◆ TASKS FOR THIS EXERCISE ◆
A) Echo word for word the stretch of the investing essay from "As the broad" through "of eternal companies.".
B) List every stock ticker symbol that appears in the investing essay.
C) Pick up the investing essay after its last sentence and keep writing it.

◆ TEXT PASSAGE ◆
============================================================
However, because I was no longer keeping close track of my investments, having reduced my immediate awareness of my portfolio companies’ current achievements and strengths, I was vulnerable to the fear which affects the ignorant in a market downturn.  In the anxious and volatile market of Summer 2022, recession was widely predicted by economists for early 2023. I began to read again. I did not in panic sell my holdings at the low points.  This was because I know they are sound investments and this attachment has an emotional tone.  However, while I refreshed and reestablished my current knowledge of the repertoire of business strengths of my companies, I felt the need to do something to protect my portfolio from a time period of losses of unpredictable duration. I searched for a suitable candidate investment to which I might allocate part of my capital. One which did not correlate with my current holdings and might therefore better withstand a possible upcoming recession.

Thus, at approximately the end of January 2023 I shifted some funds from my current holdings, to a novel portfolio component: United Healthcare Group (UNH).  I reallocated approximately 1/3 of funds from ADBE, 1/4  from MSFT, and less than 1/4 from V. I made these moved because of anxiety regarding recession, rising interest rates and the effects on tech and digital finance stocks. But I made only a partial reallocation, because I trusted my current companies would certainly eventually recover and in fact likely take market share during any recession.

As the broad market recovered in the second half of 2022, it became clear that I had traded a portion of funds out of my current holdings, just in time to miss the major recovery run ups of 12.3% for V, 49.3% for MSFT and 60.6% for ADBE.  In contrast, UNH only appreciated approximately 8% between January30 and the end of 2023. My return on investment for 2002 would have been better had I remained fully invested in my original portfolio of eternal companies.

This episode yielded a couple of investor lessons. By regularly reading, keeping informed about your own investments, you are continually aware of the reason that they are sound investments.  Had I done this, I might have held onto my ADBE, MSFT and V with more confidence, knowing that the companies would certainly survive and thrive.  Even should a recession have occurred, as companies riding a wave of secular market expansion, they would play an early part in the rebound of market sentiment as the prospect of tangible economic growth reappeared ahead.

Second, equally important: regularly search for novel portfolio candidate companies which are in a different business and sector than current holdings.  Do this research in anticipation of a change in economic conditions which makes the novel companies a relatively better value.  In this way, you can be ready to shift allocation into them at this relatively lower valuation compared to your current holdings. Moreover, preferential selection of companies in different sectors promotes construction of a portfolio whose future performance is less vulnerable  to economic changes which harm a specific sector. Finally, keep informed of valuation conditions in the various market sectors so as to know when they are likely to present relatively better values and opportunities for purchase.

Because I did not maintain this regular, anticipatory research, I had yet to identify new portfolio candidates with relatively more attractive valuations, by the time MSFT, ADBE and V hit new highs in the second half of 2021.  Instead, I delayed until they had already reached subsequent 52 week lows in Spring of 2022.  I therefore lost  the initial period of advantaged returns which could have resulted from diversification into non-correlating holdings.
============================================================
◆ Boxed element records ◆
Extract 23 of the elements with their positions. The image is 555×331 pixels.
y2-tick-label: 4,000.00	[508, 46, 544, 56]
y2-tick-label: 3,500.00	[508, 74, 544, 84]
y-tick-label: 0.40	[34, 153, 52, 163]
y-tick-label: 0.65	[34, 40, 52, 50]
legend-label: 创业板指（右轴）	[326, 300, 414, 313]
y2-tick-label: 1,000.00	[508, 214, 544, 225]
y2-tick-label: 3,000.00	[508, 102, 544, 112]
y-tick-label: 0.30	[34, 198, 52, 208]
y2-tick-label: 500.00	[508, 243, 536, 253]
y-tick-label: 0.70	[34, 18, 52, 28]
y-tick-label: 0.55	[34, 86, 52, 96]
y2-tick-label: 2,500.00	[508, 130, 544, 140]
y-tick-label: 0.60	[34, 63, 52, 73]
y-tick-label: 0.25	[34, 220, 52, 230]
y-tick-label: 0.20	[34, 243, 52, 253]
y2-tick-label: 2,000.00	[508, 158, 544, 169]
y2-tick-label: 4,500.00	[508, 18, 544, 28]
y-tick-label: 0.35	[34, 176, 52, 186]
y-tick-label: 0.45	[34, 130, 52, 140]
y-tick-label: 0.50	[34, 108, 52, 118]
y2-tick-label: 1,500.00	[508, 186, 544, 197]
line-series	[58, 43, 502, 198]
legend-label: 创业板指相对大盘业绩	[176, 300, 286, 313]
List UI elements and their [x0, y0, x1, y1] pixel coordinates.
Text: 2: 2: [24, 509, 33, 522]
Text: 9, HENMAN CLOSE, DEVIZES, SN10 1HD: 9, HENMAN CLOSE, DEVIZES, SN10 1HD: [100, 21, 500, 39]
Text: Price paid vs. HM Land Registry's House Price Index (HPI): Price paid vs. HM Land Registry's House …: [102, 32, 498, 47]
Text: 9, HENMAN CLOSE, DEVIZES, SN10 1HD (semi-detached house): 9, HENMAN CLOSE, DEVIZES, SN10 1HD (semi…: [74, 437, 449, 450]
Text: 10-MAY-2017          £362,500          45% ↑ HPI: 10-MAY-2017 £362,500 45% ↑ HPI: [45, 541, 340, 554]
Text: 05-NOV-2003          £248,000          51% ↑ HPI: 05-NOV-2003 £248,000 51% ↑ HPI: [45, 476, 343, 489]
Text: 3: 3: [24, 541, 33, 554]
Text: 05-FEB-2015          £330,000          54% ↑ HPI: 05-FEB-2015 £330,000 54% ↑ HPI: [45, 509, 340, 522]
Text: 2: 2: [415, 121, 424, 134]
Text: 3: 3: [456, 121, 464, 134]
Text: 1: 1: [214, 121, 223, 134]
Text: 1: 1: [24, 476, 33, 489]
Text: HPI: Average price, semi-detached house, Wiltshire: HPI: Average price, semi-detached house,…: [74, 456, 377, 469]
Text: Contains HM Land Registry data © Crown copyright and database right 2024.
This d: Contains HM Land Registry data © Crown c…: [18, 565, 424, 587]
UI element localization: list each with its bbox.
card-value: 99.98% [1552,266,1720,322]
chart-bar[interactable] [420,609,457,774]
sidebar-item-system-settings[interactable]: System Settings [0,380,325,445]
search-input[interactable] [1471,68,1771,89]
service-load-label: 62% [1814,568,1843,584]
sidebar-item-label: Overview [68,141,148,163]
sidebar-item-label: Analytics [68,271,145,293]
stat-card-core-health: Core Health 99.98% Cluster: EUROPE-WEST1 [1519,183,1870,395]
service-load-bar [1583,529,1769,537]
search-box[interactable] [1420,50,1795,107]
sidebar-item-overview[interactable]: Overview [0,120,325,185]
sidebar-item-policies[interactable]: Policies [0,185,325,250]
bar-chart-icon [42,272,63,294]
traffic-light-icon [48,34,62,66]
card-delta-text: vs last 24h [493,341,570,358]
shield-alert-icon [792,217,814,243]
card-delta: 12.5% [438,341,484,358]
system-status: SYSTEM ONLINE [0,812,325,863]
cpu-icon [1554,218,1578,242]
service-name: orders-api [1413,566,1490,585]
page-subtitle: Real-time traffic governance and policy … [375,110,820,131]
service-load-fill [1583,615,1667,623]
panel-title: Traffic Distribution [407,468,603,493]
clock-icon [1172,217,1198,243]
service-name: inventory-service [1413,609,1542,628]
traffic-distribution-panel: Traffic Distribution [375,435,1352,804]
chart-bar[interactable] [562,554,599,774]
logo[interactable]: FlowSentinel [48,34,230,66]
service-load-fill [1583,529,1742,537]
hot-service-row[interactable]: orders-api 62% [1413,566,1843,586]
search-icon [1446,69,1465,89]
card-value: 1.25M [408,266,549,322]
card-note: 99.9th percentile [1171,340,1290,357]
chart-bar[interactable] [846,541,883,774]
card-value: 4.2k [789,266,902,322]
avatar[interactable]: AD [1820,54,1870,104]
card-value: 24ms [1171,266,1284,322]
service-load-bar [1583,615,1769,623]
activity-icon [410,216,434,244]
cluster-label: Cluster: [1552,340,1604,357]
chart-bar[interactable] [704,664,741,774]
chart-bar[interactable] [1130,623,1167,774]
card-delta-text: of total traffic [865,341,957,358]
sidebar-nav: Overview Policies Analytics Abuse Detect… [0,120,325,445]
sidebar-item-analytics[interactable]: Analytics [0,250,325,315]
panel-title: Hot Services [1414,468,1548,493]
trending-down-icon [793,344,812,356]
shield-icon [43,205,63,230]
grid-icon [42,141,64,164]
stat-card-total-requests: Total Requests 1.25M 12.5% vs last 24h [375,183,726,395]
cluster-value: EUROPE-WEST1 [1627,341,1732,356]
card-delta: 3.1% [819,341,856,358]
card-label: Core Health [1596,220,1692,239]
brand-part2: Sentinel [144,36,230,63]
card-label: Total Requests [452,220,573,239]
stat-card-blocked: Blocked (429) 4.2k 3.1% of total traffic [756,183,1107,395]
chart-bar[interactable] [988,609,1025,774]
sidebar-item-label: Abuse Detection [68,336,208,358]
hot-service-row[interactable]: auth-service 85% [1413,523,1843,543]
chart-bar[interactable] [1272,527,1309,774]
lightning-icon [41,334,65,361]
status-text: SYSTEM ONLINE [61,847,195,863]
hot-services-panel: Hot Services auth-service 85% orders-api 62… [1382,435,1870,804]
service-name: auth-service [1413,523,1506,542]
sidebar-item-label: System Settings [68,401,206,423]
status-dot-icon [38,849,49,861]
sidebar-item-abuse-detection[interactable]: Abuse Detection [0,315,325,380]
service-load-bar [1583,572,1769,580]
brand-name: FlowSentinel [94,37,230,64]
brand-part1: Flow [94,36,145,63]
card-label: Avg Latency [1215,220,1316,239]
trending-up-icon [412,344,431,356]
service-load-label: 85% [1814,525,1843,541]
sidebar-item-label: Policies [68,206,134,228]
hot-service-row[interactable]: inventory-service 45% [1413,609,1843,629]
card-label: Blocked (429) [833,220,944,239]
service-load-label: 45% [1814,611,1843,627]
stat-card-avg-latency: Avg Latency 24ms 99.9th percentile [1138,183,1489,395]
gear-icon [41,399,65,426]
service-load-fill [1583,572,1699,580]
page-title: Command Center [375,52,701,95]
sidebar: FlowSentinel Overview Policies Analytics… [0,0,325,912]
============================================================
◆ ANSWERS ◆
A)
As the broad market recovered in the second half of 2022, it became clear that I had traded a portion of funds out of my current holdings, just in time to miss the major recovery run ups of 12.3% for V, 49.3% for MSFT and 60.6% for ADBE.  In contrast, UNH only appreciated approximately 8% between January30 and the end of 2023. My return on investment for 2002 would have been better had I remained fully invested in my original portfolio of eternal companies.

B) ADBE, MSFT, V, UNH

C)
Notwithstanding my apparently poorly timed UNH purchase, portfolio performance (IRR) for calendar year 2023 was quite good at 43.2%  This was a product of both the durability of my long term holdings, and that of the new investment. I continued to trust in my long term holdings and therefore resisted selling them completely even in the face of significant price declines.  This was balanced by anxiety regarding further losses related to a recession, prompting my search for a company meeting my investment criteria, with returns not likely to correlate with my current holdings.

I admit these emotionally related errors not just because I value transparency and truthfulness.  It is important to know that an investing strategy can be reasonably successful in spite of your fears. A strategy which depends on perfect logic is pure fantasy. 

Interestingly, the selection of UNH actually represents an evolution of my eternal company criteria. This innovation was stimulated by necessity, the mother of invention.  I will describe my process for selecting UNH in a separate article.

VISA Q1 2017 Earnings, harvesting market growth, ploughing and sowing for the future

February 4, 2017.  VISA Q1 2017 (2-2-2017) earnings call was led by Alfred Kelly Jr., who became CEO, replacing Charlie Scharf on 12-1-2016.  Al Kelly graduated from Catholic, Christian Brothers affiliated Iona College, in Westchester, NY, with undergraduate and MBA degrees. He worked in the Reagan White House as manager of information systems (using DOS, or Windows 2.0?) from 1985 to 1987, then held a range of important roles at American Express for the next 23 years.  He has been on the VISA Board of Directors since 2014 and therefore played a role in approving the current strategy.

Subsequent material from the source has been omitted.